What is expected> Turn every line of the records below into a Markdown table, skipping any blank lines. Use two columns, "Row" for a running number and "Record line" for the line itself.

— Begin —

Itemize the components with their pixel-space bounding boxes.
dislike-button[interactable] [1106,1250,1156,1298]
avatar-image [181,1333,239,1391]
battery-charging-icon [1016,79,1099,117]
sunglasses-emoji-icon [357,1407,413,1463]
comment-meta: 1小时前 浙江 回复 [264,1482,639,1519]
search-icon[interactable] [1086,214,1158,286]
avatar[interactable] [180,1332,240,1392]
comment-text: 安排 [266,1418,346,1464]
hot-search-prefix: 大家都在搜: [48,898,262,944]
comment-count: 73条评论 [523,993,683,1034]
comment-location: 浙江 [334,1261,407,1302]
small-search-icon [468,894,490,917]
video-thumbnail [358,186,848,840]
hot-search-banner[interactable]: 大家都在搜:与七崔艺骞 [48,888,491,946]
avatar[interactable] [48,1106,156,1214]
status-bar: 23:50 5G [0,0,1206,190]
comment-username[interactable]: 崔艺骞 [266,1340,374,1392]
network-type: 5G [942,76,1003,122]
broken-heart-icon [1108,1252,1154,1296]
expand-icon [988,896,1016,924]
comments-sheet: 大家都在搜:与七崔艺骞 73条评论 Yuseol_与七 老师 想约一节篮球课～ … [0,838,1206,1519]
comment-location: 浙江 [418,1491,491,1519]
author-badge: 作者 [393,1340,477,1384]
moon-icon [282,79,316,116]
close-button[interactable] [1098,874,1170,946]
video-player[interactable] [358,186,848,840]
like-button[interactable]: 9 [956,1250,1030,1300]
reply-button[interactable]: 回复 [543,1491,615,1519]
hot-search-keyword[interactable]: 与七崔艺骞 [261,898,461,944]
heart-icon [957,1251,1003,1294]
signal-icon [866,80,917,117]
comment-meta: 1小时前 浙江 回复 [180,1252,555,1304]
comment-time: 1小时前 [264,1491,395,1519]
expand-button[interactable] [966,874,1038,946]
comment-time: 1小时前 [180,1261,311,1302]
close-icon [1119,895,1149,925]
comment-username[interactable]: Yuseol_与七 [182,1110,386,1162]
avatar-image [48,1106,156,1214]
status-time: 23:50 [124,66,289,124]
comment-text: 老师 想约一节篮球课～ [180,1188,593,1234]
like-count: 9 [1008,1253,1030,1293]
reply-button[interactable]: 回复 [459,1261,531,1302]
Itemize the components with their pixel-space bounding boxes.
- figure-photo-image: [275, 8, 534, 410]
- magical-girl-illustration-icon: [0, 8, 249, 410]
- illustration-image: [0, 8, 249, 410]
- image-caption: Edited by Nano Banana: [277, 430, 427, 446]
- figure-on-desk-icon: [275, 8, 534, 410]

— End —

Written answer>
| Row | Record line |
|---|---|
| 1 | Itemize the components with their pixel-space bounding boxes. |
| 2 | dislike-button[interactable] [1106,1250,1156,1298] |
| 3 | avatar-image [181,1333,239,1391] |
| 4 | battery-charging-icon [1016,79,1099,117] |
| 5 | sunglasses-emoji-icon [357,1407,413,1463] |
| 6 | comment-meta: 1小时前 浙江 回复 [264,1482,639,1519] |
| 7 | search-icon[interactable] [1086,214,1158,286] |
| 8 | avatar[interactable] [180,1332,240,1392] |
| 9 | comment-text: 安排 [266,1418,346,1464] |
| 10 | hot-search-prefix: 大家都在搜: [48,898,262,944] |
| 11 | comment-count: 73条评论 [523,993,683,1034] |
| 12 | comment-location: 浙江 [334,1261,407,1302] |
| 13 | small-search-icon [468,894,490,917] |
| 14 | video-thumbnail [358,186,848,840] |
| 15 | hot-search-banner[interactable]: 大家都在搜:与七崔艺骞 [48,888,491,946] |
| 16 | avatar[interactable] [48,1106,156,1214] |
| 17 | status-bar: 23:50 5G [0,0,1206,190] |
| 18 | comment-username[interactable]: 崔艺骞 [266,1340,374,1392] |
| 19 | network-type: 5G [942,76,1003,122] |
| 20 | broken-heart-icon [1108,1252,1154,1296] |
| 21 | expand-icon [988,896,1016,924] |
| 22 | comments-sheet: 大家都在搜:与七崔艺骞 73条评论 Yuseol_与七 老师 想约一节篮球课～ … [0,838,1206,1519] |
| 23 | comment-location: 浙江 [418,1491,491,1519] |
| 24 | author-badge: 作者 [393,1340,477,1384] |
| 25 | moon-icon [282,79,316,116] |
| 26 | close-button[interactable] [1098,874,1170,946] |
| 27 | video-player[interactable] [358,186,848,840] |
| 28 | like-button[interactable]: 9 [956,1250,1030,1300] |
| 29 | reply-button[interactable]: 回复 [543,1491,615,1519] |
| 30 | hot-search-keyword[interactable]: 与七崔艺骞 [261,898,461,944] |
| 31 | heart-icon [957,1251,1003,1294] |
| 32 | signal-icon [866,80,917,117] |
| 33 | comment-meta: 1小时前 浙江 回复 [180,1252,555,1304] |
| 34 | comment-time: 1小时前 [264,1491,395,1519] |
| 35 | expand-button[interactable] [966,874,1038,946] |
| 36 | comment-time: 1小时前 [180,1261,311,1302] |
| 37 | close-icon [1119,895,1149,925] |
| 38 | comment-username[interactable]: Yuseol_与七 [182,1110,386,1162] |
| 39 | avatar-image [48,1106,156,1214] |
| 40 | status-time: 23:50 [124,66,289,124] |
| 41 | comment-text: 老师 想约一节篮球课～ [180,1188,593,1234] |
| 42 | like-count: 9 [1008,1253,1030,1293] |
| 43 | reply-button[interactable]: 回复 [459,1261,531,1302] |
| 44 | Itemize the components with their pixel-space bounding boxes. |
| 45 | - figure-photo-image: [275, 8, 534, 410] |
| 46 | - magical-girl-illustration-icon: [0, 8, 249, 410] |
| 47 | - illustration-image: [0, 8, 249, 410] |
| 48 | - image-caption: Edited by Nano Banana: [277, 430, 427, 446] |
| 49 | - figure-on-desk-icon: [275, 8, 534, 410] |